Records from a data source –
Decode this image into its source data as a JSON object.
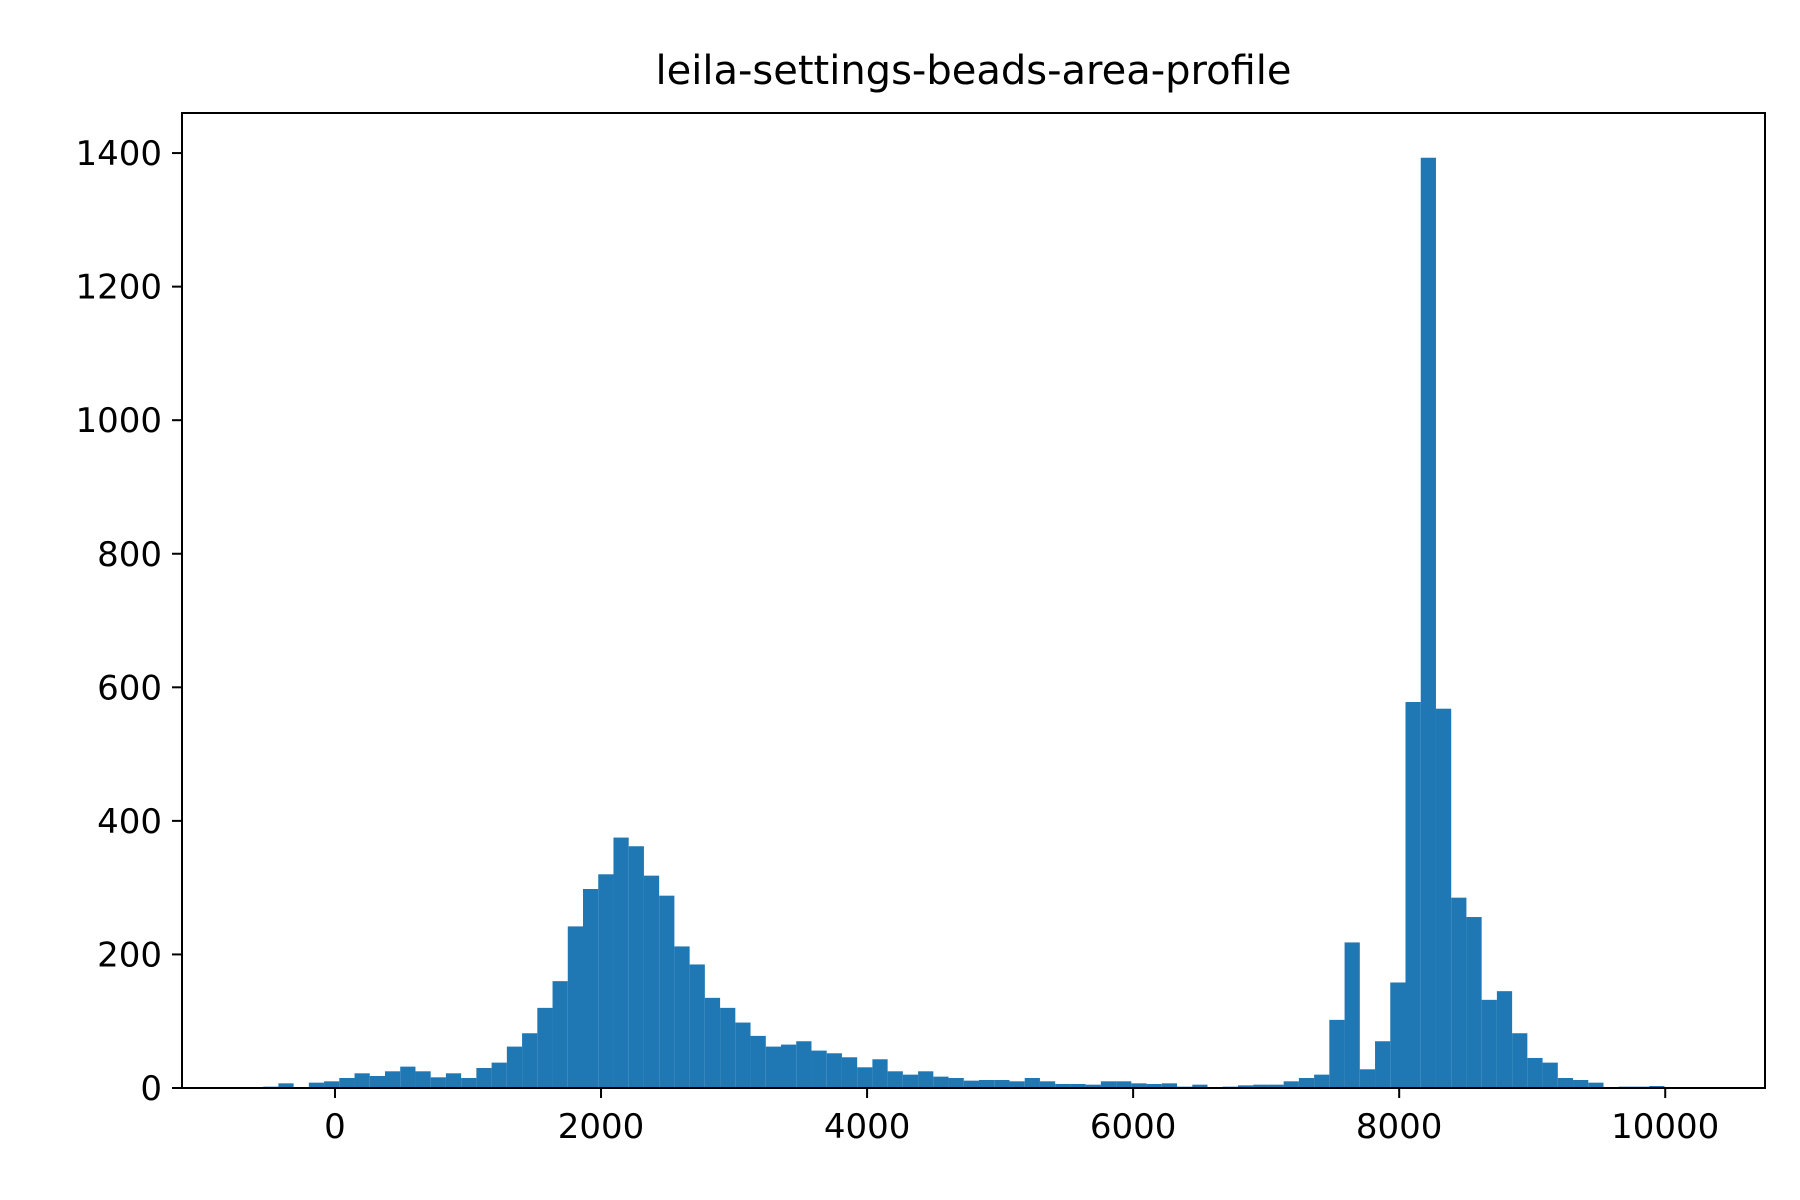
{
  "colors": {
    "bar": "#1f77b4",
    "axes": "#000000",
    "background": "#ffffff"
  },
  "chart_data": {
    "type": "bar",
    "title": "leila-settings-beads-area-profile",
    "xlabel": "",
    "ylabel": "",
    "xlim": [
      -1150,
      10750
    ],
    "ylim": [
      0,
      1460
    ],
    "grid": false,
    "legend": "none",
    "bin_width": 114.5,
    "xticks": [
      0,
      2000,
      4000,
      6000,
      8000,
      10000
    ],
    "xtick_labels": [
      "0",
      "2000",
      "4000",
      "6000",
      "8000",
      "10000"
    ],
    "yticks": [
      0,
      200,
      400,
      600,
      800,
      1000,
      1200,
      1400
    ],
    "ytick_labels": [
      "0",
      "200",
      "400",
      "600",
      "800",
      "1000",
      "1200",
      "1400"
    ],
    "bin_starts": [
      -540,
      -425.5,
      -311,
      -196.5,
      -82,
      32.5,
      147,
      261.5,
      376,
      490.5,
      605,
      719.5,
      834,
      948.5,
      1063,
      1177.5,
      1292,
      1406.5,
      1521,
      1635.5,
      1750,
      1864.5,
      1979,
      2093.5,
      2208,
      2322.5,
      2437,
      2551.5,
      2666,
      2780.5,
      2895,
      3009.5,
      3124,
      3238.5,
      3353,
      3467.5,
      3582,
      3696.5,
      3811,
      3925.5,
      4040,
      4154.5,
      4269,
      4383.5,
      4498,
      4612.5,
      4727,
      4841.5,
      4956,
      5070.5,
      5185,
      5299.5,
      5414,
      5528.5,
      5643,
      5757.5,
      5872,
      5986.5,
      6101,
      6215.5,
      6330,
      6444.5,
      6559,
      6673.5,
      6788,
      6902.5,
      7017,
      7131.5,
      7246,
      7360.5,
      7475,
      7589.5,
      7704,
      7818.5,
      7933,
      8047.5,
      8162,
      8276.5,
      8391,
      8505.5,
      8620,
      8734.5,
      8849,
      8963.5,
      9078,
      9192.5,
      9307,
      9421.5,
      9536,
      9650.5,
      9765,
      9879.5,
      9994
    ],
    "values": [
      2,
      7,
      1,
      8,
      10,
      15,
      22,
      18,
      25,
      32,
      25,
      16,
      22,
      15,
      30,
      38,
      62,
      82,
      120,
      160,
      242,
      298,
      320,
      375,
      362,
      318,
      288,
      212,
      185,
      135,
      120,
      98,
      78,
      62,
      65,
      70,
      56,
      52,
      46,
      31,
      43,
      25,
      20,
      25,
      17,
      15,
      11,
      12,
      12,
      10,
      15,
      10,
      6,
      6,
      5,
      10,
      10,
      7,
      6,
      7,
      2,
      5,
      0,
      2,
      4,
      5,
      5,
      10,
      15,
      20,
      102,
      218,
      28,
      70,
      158,
      578,
      1393,
      568,
      285,
      256,
      132,
      145,
      82,
      45,
      38,
      15,
      12,
      8,
      0,
      2,
      2,
      3,
      0
    ]
  }
}
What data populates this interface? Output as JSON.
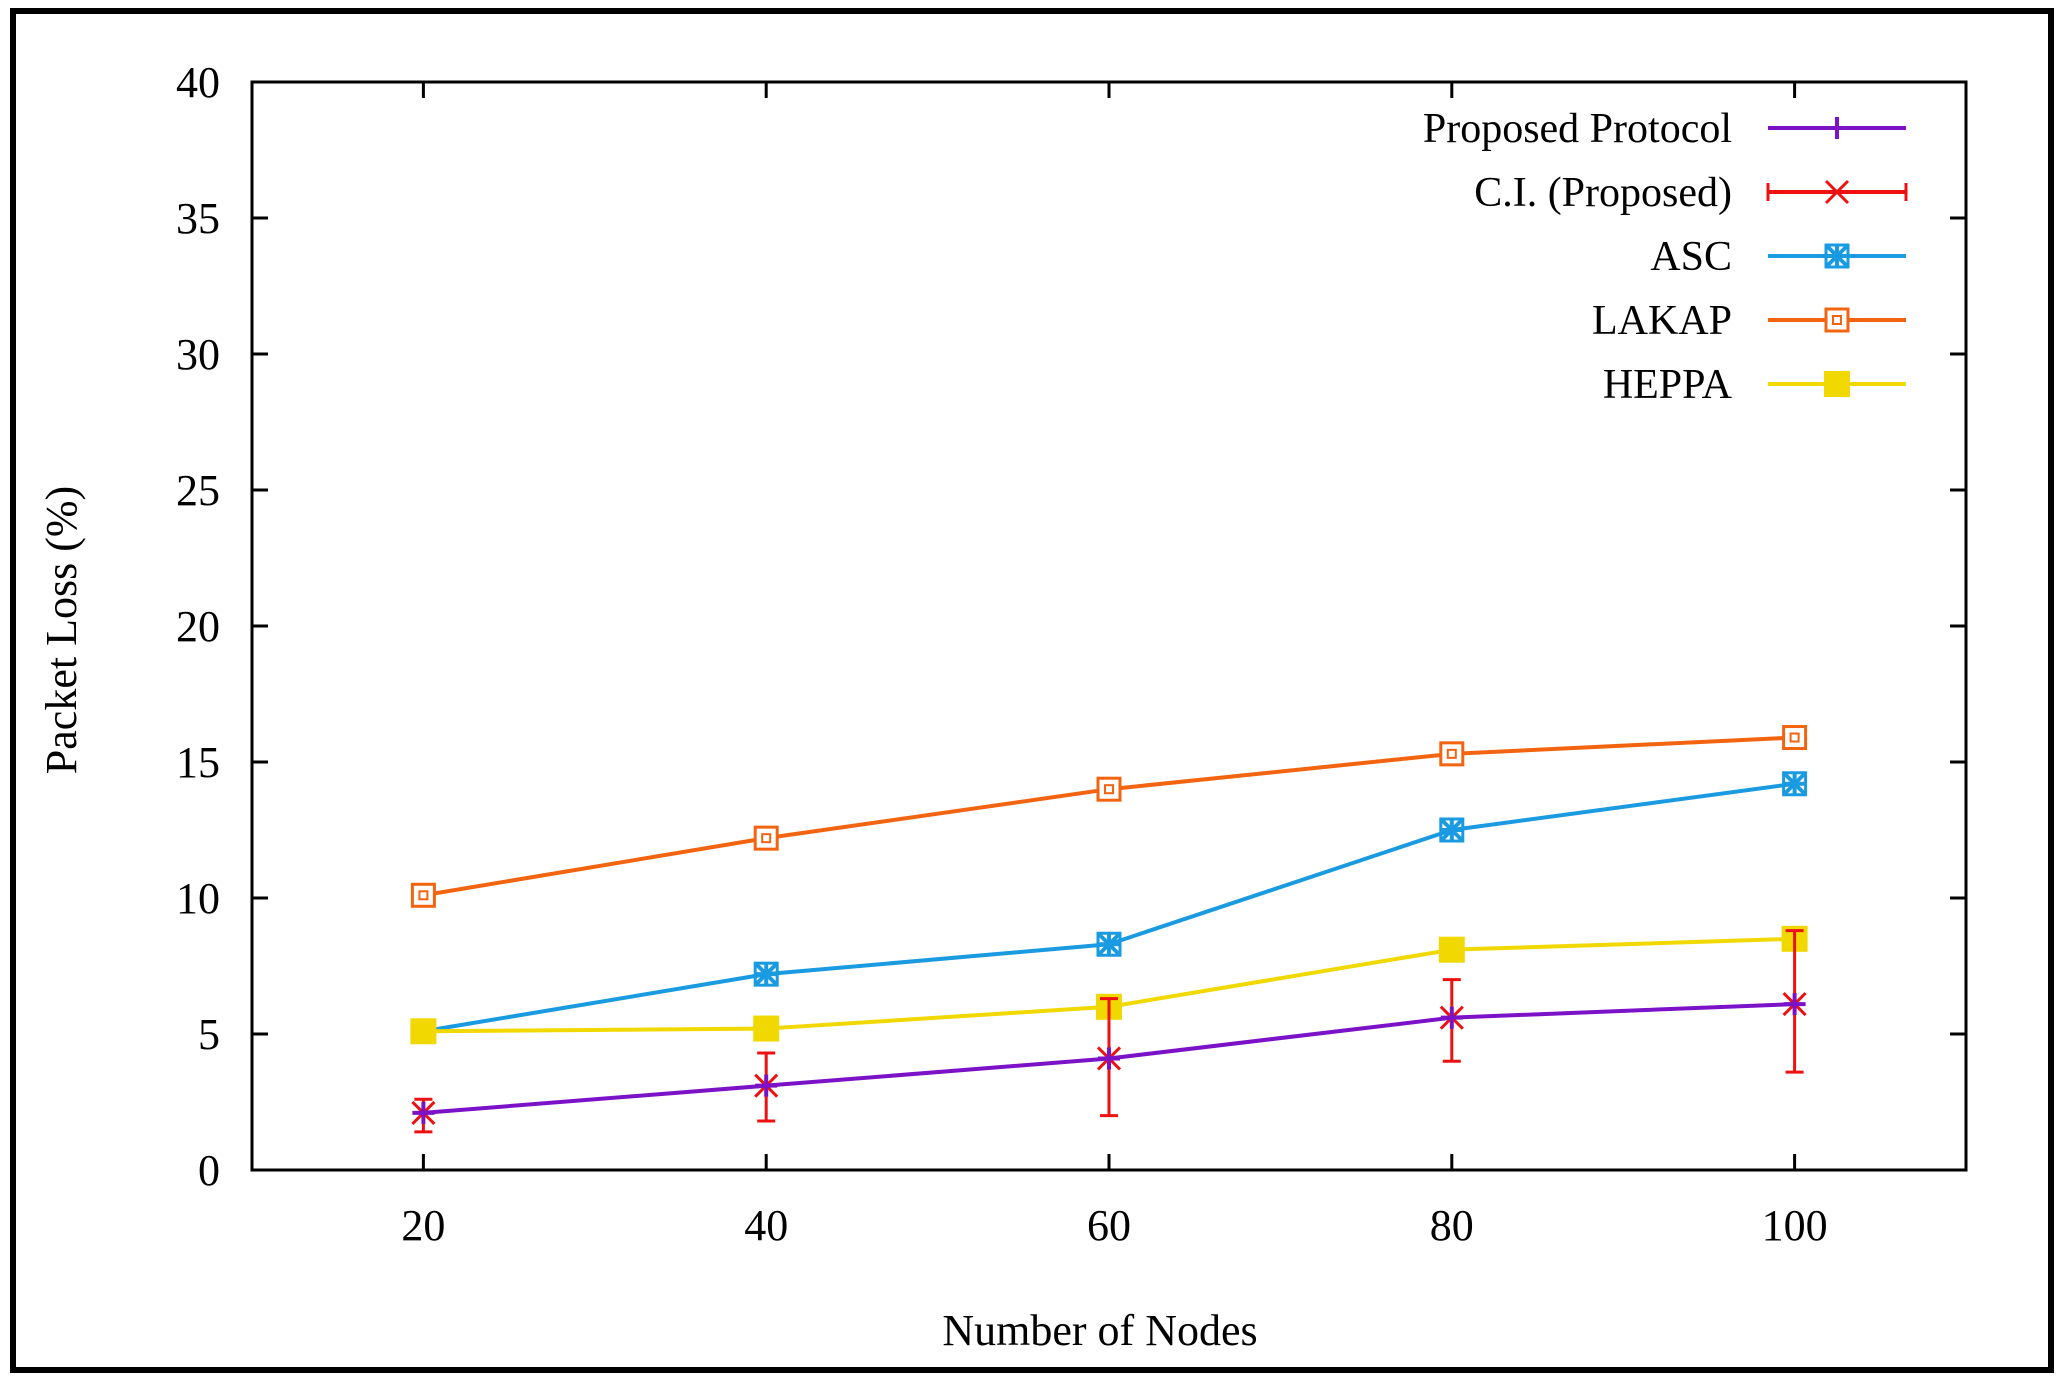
{
  "chart_data": {
    "type": "line",
    "xlabel": "Number of Nodes",
    "ylabel": "Packet Loss (%)",
    "x": [
      20,
      40,
      60,
      80,
      100
    ],
    "xticks": [
      "20",
      "40",
      "60",
      "80",
      "100"
    ],
    "yticks": [
      "0",
      "5",
      "10",
      "15",
      "20",
      "25",
      "30",
      "35",
      "40"
    ],
    "xlim": [
      10,
      110
    ],
    "ylim": [
      0,
      40
    ],
    "legend_position": "top-right",
    "series": [
      {
        "name": "Proposed Protocol",
        "color": "#7b12c8",
        "marker": "plus",
        "values": [
          2.1,
          3.1,
          4.1,
          5.6,
          6.1
        ]
      },
      {
        "name": "C.I. (Proposed)",
        "color": "#ee1111",
        "marker": "cross-errorbar",
        "values": [
          2.1,
          3.1,
          4.1,
          5.6,
          6.1
        ],
        "lower": [
          1.4,
          1.8,
          2.0,
          4.0,
          3.6
        ],
        "upper": [
          2.6,
          4.3,
          6.3,
          7.0,
          8.8
        ]
      },
      {
        "name": "ASC",
        "color": "#1a9ae0",
        "marker": "asterisk",
        "values": [
          5.1,
          7.2,
          8.3,
          12.5,
          14.2
        ]
      },
      {
        "name": "LAKAP",
        "color": "#f26410",
        "marker": "open-square",
        "values": [
          10.1,
          12.2,
          14.0,
          15.3,
          15.9
        ]
      },
      {
        "name": "HEPPA",
        "color": "#f0d800",
        "marker": "filled-square",
        "values": [
          5.1,
          5.2,
          6.0,
          8.1,
          8.5
        ]
      }
    ]
  }
}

Short problem – All the material shown above is to be copied exactly, with no pictures carried over.

Response to the task –
Decode this image into its source data as a JSON object.
{
  "colors": {
    "bar": "#1f77b4",
    "axes": "#000000",
    "background": "#ffffff"
  },
  "chart_data": {
    "type": "bar",
    "title": "leila-settings-beads-area-profile",
    "xlabel": "",
    "ylabel": "",
    "xlim": [
      -1150,
      10750
    ],
    "ylim": [
      0,
      1460
    ],
    "grid": false,
    "legend": "none",
    "bin_width": 114.5,
    "xticks": [
      0,
      2000,
      4000,
      6000,
      8000,
      10000
    ],
    "xtick_labels": [
      "0",
      "2000",
      "4000",
      "6000",
      "8000",
      "10000"
    ],
    "yticks": [
      0,
      200,
      400,
      600,
      800,
      1000,
      1200,
      1400
    ],
    "ytick_labels": [
      "0",
      "200",
      "400",
      "600",
      "800",
      "1000",
      "1200",
      "1400"
    ],
    "bin_starts": [
      -540,
      -425.5,
      -311,
      -196.5,
      -82,
      32.5,
      147,
      261.5,
      376,
      490.5,
      605,
      719.5,
      834,
      948.5,
      1063,
      1177.5,
      1292,
      1406.5,
      1521,
      1635.5,
      1750,
      1864.5,
      1979,
      2093.5,
      2208,
      2322.5,
      2437,
      2551.5,
      2666,
      2780.5,
      2895,
      3009.5,
      3124,
      3238.5,
      3353,
      3467.5,
      3582,
      3696.5,
      3811,
      3925.5,
      4040,
      4154.5,
      4269,
      4383.5,
      4498,
      4612.5,
      4727,
      4841.5,
      4956,
      5070.5,
      5185,
      5299.5,
      5414,
      5528.5,
      5643,
      5757.5,
      5872,
      5986.5,
      6101,
      6215.5,
      6330,
      6444.5,
      6559,
      6673.5,
      6788,
      6902.5,
      7017,
      7131.5,
      7246,
      7360.5,
      7475,
      7589.5,
      7704,
      7818.5,
      7933,
      8047.5,
      8162,
      8276.5,
      8391,
      8505.5,
      8620,
      8734.5,
      8849,
      8963.5,
      9078,
      9192.5,
      9307,
      9421.5,
      9536,
      9650.5,
      9765,
      9879.5,
      9994
    ],
    "values": [
      2,
      7,
      1,
      8,
      10,
      15,
      22,
      18,
      25,
      32,
      25,
      16,
      22,
      15,
      30,
      38,
      62,
      82,
      120,
      160,
      242,
      298,
      320,
      375,
      362,
      318,
      288,
      212,
      185,
      135,
      120,
      98,
      78,
      62,
      65,
      70,
      56,
      52,
      46,
      31,
      43,
      25,
      20,
      25,
      17,
      15,
      11,
      12,
      12,
      10,
      15,
      10,
      6,
      6,
      5,
      10,
      10,
      7,
      6,
      7,
      2,
      5,
      0,
      2,
      4,
      5,
      5,
      10,
      15,
      20,
      102,
      218,
      28,
      70,
      158,
      578,
      1393,
      568,
      285,
      256,
      132,
      145,
      82,
      45,
      38,
      15,
      12,
      8,
      0,
      2,
      2,
      3,
      0
    ]
  }
}
What data populates this interface? Output as JSON.
{
  "chart_data": {
    "type": "line",
    "xlabel": "Number of Nodes",
    "ylabel": "Packet Loss (%)",
    "x": [
      20,
      40,
      60,
      80,
      100
    ],
    "xticks": [
      "20",
      "40",
      "60",
      "80",
      "100"
    ],
    "yticks": [
      "0",
      "5",
      "10",
      "15",
      "20",
      "25",
      "30",
      "35",
      "40"
    ],
    "xlim": [
      10,
      110
    ],
    "ylim": [
      0,
      40
    ],
    "legend_position": "top-right",
    "series": [
      {
        "name": "Proposed Protocol",
        "color": "#7b12c8",
        "marker": "plus",
        "values": [
          2.1,
          3.1,
          4.1,
          5.6,
          6.1
        ]
      },
      {
        "name": "C.I. (Proposed)",
        "color": "#ee1111",
        "marker": "cross-errorbar",
        "values": [
          2.1,
          3.1,
          4.1,
          5.6,
          6.1
        ],
        "lower": [
          1.4,
          1.8,
          2.0,
          4.0,
          3.6
        ],
        "upper": [
          2.6,
          4.3,
          6.3,
          7.0,
          8.8
        ]
      },
      {
        "name": "ASC",
        "color": "#1a9ae0",
        "marker": "asterisk",
        "values": [
          5.1,
          7.2,
          8.3,
          12.5,
          14.2
        ]
      },
      {
        "name": "LAKAP",
        "color": "#f26410",
        "marker": "open-square",
        "values": [
          10.1,
          12.2,
          14.0,
          15.3,
          15.9
        ]
      },
      {
        "name": "HEPPA",
        "color": "#f0d800",
        "marker": "filled-square",
        "values": [
          5.1,
          5.2,
          6.0,
          8.1,
          8.5
        ]
      }
    ]
  }
}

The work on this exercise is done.